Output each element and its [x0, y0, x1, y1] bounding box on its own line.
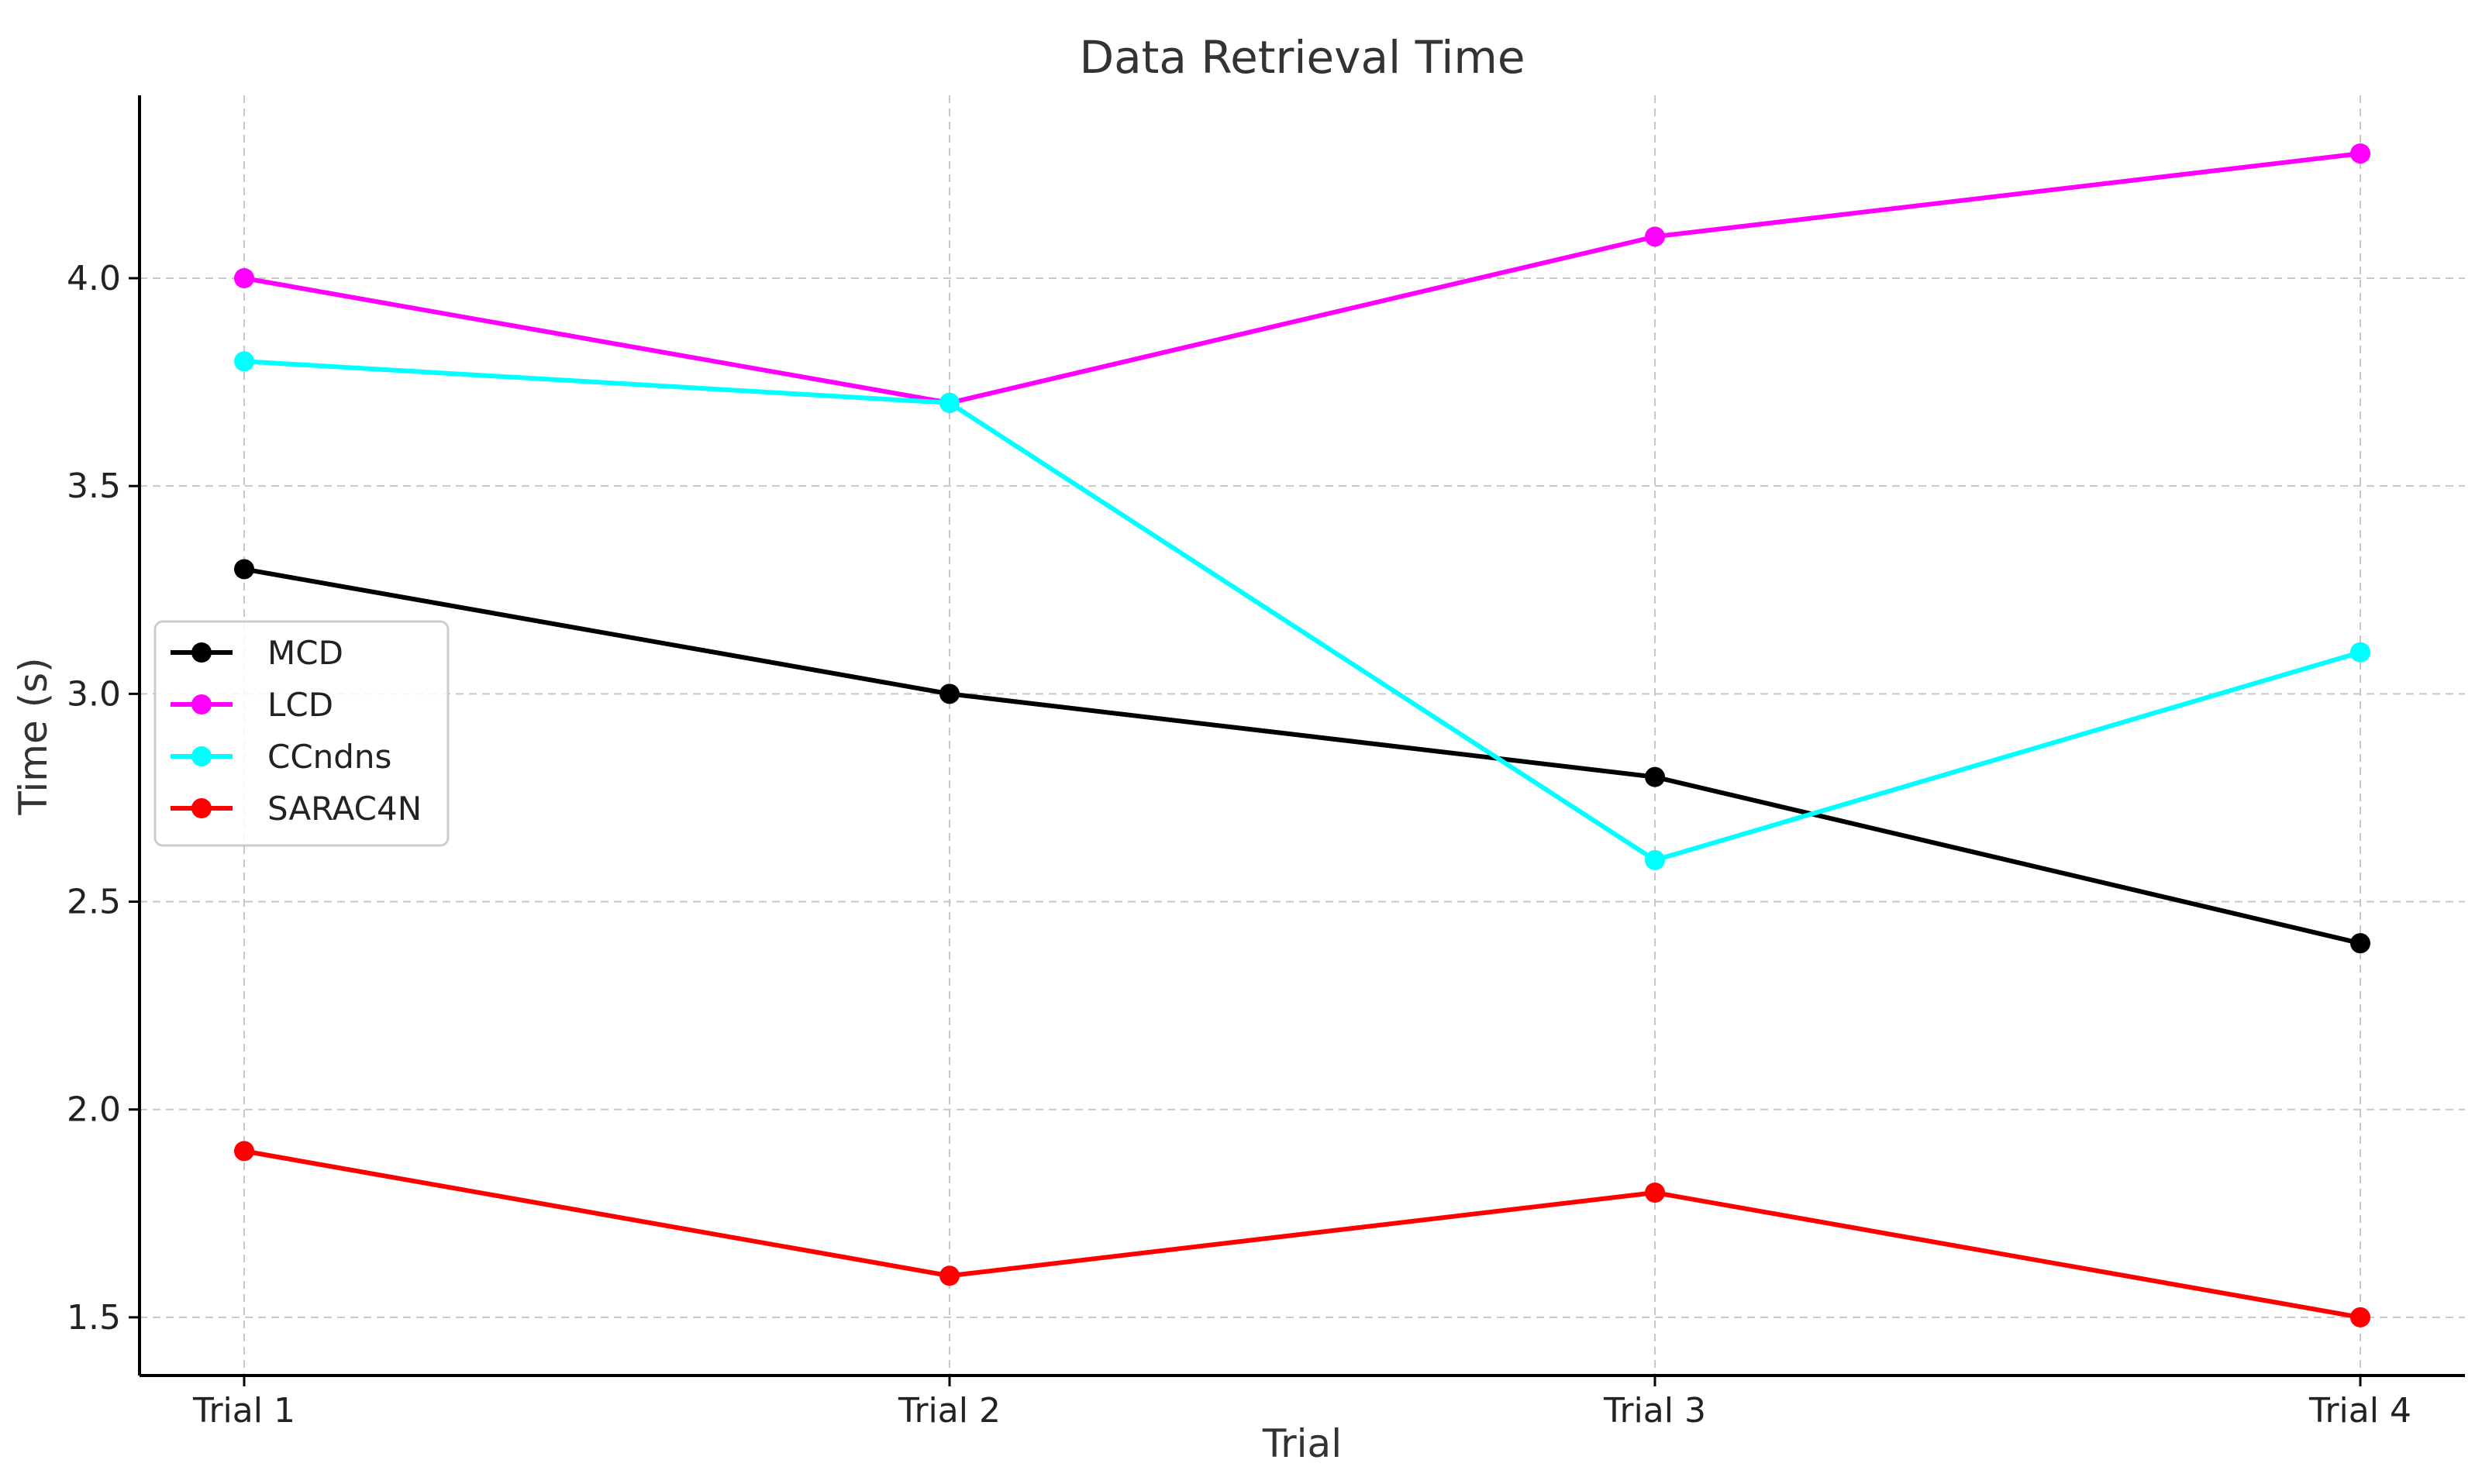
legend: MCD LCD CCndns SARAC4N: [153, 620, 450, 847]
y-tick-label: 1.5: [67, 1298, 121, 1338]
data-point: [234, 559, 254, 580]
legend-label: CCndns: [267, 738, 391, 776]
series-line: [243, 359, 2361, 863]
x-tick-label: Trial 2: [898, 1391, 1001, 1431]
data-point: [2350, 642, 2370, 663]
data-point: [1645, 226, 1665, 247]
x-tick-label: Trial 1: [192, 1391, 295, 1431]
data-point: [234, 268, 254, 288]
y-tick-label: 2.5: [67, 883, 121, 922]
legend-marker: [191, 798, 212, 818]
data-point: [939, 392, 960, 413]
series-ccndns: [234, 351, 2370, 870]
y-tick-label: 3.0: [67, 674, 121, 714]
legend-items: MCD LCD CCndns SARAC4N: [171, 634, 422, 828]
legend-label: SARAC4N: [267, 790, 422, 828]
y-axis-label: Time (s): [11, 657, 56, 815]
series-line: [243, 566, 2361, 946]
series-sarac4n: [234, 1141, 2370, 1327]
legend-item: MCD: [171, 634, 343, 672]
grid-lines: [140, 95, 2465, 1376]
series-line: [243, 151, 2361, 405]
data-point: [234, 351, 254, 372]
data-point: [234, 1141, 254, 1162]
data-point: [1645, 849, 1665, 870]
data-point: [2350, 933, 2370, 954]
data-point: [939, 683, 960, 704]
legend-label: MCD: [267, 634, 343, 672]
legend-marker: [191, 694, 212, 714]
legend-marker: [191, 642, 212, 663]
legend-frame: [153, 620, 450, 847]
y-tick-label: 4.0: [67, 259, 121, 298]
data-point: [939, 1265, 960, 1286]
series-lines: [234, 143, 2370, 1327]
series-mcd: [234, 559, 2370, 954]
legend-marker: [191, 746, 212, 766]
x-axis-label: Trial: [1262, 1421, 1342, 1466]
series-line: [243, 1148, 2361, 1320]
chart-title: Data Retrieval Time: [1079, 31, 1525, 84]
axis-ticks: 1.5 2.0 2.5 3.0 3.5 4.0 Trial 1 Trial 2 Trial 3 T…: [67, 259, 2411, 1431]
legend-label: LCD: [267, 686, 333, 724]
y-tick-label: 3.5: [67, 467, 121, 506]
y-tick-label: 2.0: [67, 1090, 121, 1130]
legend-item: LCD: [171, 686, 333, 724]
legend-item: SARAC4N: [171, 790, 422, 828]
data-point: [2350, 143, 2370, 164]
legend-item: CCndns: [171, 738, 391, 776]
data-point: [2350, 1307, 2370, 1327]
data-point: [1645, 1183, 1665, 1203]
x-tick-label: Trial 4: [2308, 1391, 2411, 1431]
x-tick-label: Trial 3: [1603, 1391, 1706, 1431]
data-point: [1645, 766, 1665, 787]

################

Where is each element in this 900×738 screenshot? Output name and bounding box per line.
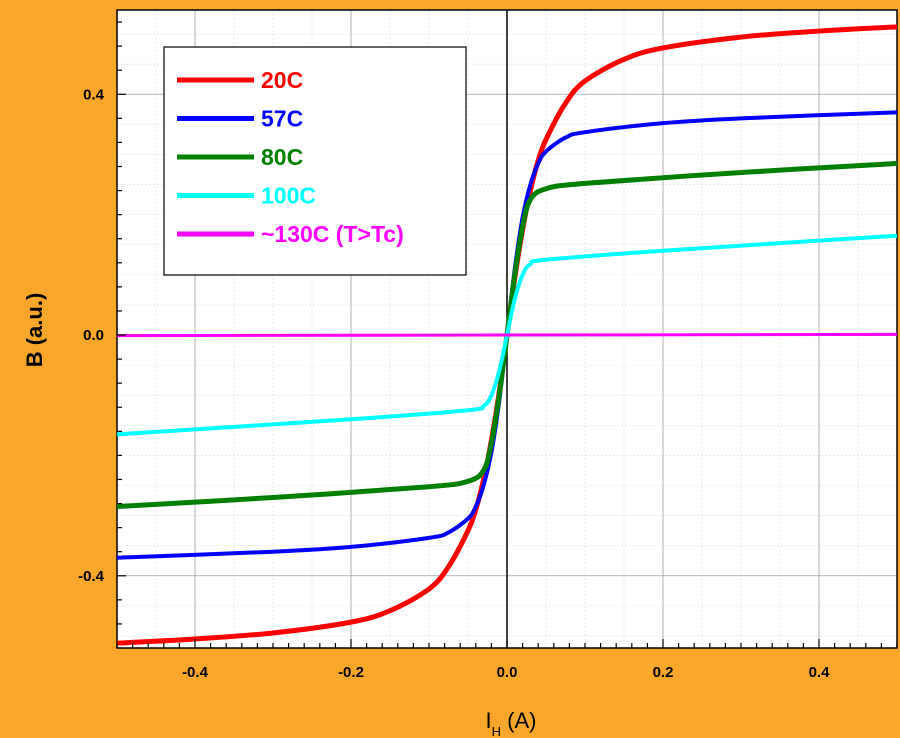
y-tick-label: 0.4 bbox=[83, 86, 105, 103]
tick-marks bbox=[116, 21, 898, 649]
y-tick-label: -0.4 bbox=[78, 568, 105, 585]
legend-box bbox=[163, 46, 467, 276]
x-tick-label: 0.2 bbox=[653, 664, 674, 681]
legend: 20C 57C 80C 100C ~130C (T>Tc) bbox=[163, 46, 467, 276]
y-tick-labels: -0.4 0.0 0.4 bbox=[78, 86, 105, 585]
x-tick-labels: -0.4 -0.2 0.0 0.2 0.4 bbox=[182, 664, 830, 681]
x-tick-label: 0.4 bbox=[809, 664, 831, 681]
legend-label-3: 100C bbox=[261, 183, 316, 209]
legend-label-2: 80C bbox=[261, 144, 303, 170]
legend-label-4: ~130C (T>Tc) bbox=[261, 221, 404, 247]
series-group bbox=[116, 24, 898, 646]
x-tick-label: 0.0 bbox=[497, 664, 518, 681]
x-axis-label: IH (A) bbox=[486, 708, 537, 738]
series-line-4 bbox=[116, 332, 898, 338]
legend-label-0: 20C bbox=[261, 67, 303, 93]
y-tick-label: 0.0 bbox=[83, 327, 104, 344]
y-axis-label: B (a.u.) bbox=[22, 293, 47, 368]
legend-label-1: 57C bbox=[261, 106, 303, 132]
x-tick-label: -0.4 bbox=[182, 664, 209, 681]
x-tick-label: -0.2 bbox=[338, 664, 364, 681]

################

» **任务**: 请将包含“y-tick-label: 0.4 bbox=[83, 86, 105, 103]”的行与包含“x-tick-label: -0.2 bbox=[338, 664, 364, 681]”的行之间的各行（含首尾两行）转换为编号列表，仅限这些行，并略去空行。

» **任务结果**:
1. y-tick-label: 0.4 bbox=[83, 86, 105, 103]
2. tick-marks bbox=[116, 21, 898, 649]
3. y-tick-label: -0.4 bbox=[78, 568, 105, 585]
4. legend-box bbox=[163, 46, 467, 276]
5. x-tick-label: 0.2 bbox=[653, 664, 674, 681]
6. legend: 20C 57C 80C 100C ~130C (T>Tc) bbox=[163, 46, 467, 276]
7. y-tick-labels: -0.4 0.0 0.4 bbox=[78, 86, 105, 585]
8. x-tick-labels: -0.4 -0.2 0.0 0.2 0.4 bbox=[182, 664, 830, 681]
9. x-tick-label: 0.4 bbox=[809, 664, 831, 681]
10. legend-label-3: 100C bbox=[261, 183, 316, 209]
11. legend-label-2: 80C bbox=[261, 144, 303, 170]
12. legend-label-4: ~130C (T>Tc) bbox=[261, 221, 404, 247]
13. series-group bbox=[116, 24, 898, 646]
14. x-tick-label: 0.0 bbox=[497, 664, 518, 681]
15. x-axis-label: IH (A) bbox=[486, 708, 537, 738]
16. series-line-4 bbox=[116, 332, 898, 338]
17. legend-label-0: 20C bbox=[261, 67, 303, 93]
18. y-tick-label: 0.0 bbox=[83, 327, 104, 344]
19. y-axis-label: B (a.u.) bbox=[22, 293, 47, 368]
20. legend-label-1: 57C bbox=[261, 106, 303, 132]
21. x-tick-label: -0.4 bbox=[182, 664, 209, 681]
22. x-tick-label: -0.2 bbox=[338, 664, 364, 681]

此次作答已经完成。